• GOAL OF THE EXERCISE: Tally up the lines below that carry the word "plot", answering with the figure alone.

• EXTRACTED DATA:

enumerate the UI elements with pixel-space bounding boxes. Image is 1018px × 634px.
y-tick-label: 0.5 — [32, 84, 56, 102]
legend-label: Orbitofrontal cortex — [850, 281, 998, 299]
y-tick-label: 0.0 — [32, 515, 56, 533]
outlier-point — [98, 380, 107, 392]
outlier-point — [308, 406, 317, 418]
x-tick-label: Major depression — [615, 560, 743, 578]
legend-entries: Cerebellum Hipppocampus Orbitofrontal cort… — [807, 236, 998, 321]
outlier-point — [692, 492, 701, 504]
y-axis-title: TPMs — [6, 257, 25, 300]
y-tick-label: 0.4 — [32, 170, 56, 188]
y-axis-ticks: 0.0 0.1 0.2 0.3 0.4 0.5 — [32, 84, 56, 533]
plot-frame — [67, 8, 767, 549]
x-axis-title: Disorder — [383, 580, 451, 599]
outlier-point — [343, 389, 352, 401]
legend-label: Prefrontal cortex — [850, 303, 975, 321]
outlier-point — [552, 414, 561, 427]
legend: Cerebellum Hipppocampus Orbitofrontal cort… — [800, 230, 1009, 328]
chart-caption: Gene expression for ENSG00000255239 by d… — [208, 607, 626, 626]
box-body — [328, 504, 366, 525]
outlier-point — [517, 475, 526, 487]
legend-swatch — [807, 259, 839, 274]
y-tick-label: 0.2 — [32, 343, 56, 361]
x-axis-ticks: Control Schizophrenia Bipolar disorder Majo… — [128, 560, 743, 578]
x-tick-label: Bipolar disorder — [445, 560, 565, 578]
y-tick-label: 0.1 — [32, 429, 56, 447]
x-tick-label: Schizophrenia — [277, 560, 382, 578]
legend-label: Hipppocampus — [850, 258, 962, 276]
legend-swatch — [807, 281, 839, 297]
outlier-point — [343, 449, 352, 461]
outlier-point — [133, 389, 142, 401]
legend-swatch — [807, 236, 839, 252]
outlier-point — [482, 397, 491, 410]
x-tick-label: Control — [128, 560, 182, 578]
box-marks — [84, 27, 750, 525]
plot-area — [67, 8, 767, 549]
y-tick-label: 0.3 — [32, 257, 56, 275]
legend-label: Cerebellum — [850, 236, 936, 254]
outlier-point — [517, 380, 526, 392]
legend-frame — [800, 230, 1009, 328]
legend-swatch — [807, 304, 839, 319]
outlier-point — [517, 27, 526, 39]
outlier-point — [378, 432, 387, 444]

• EXERCISE SOLUTION: 2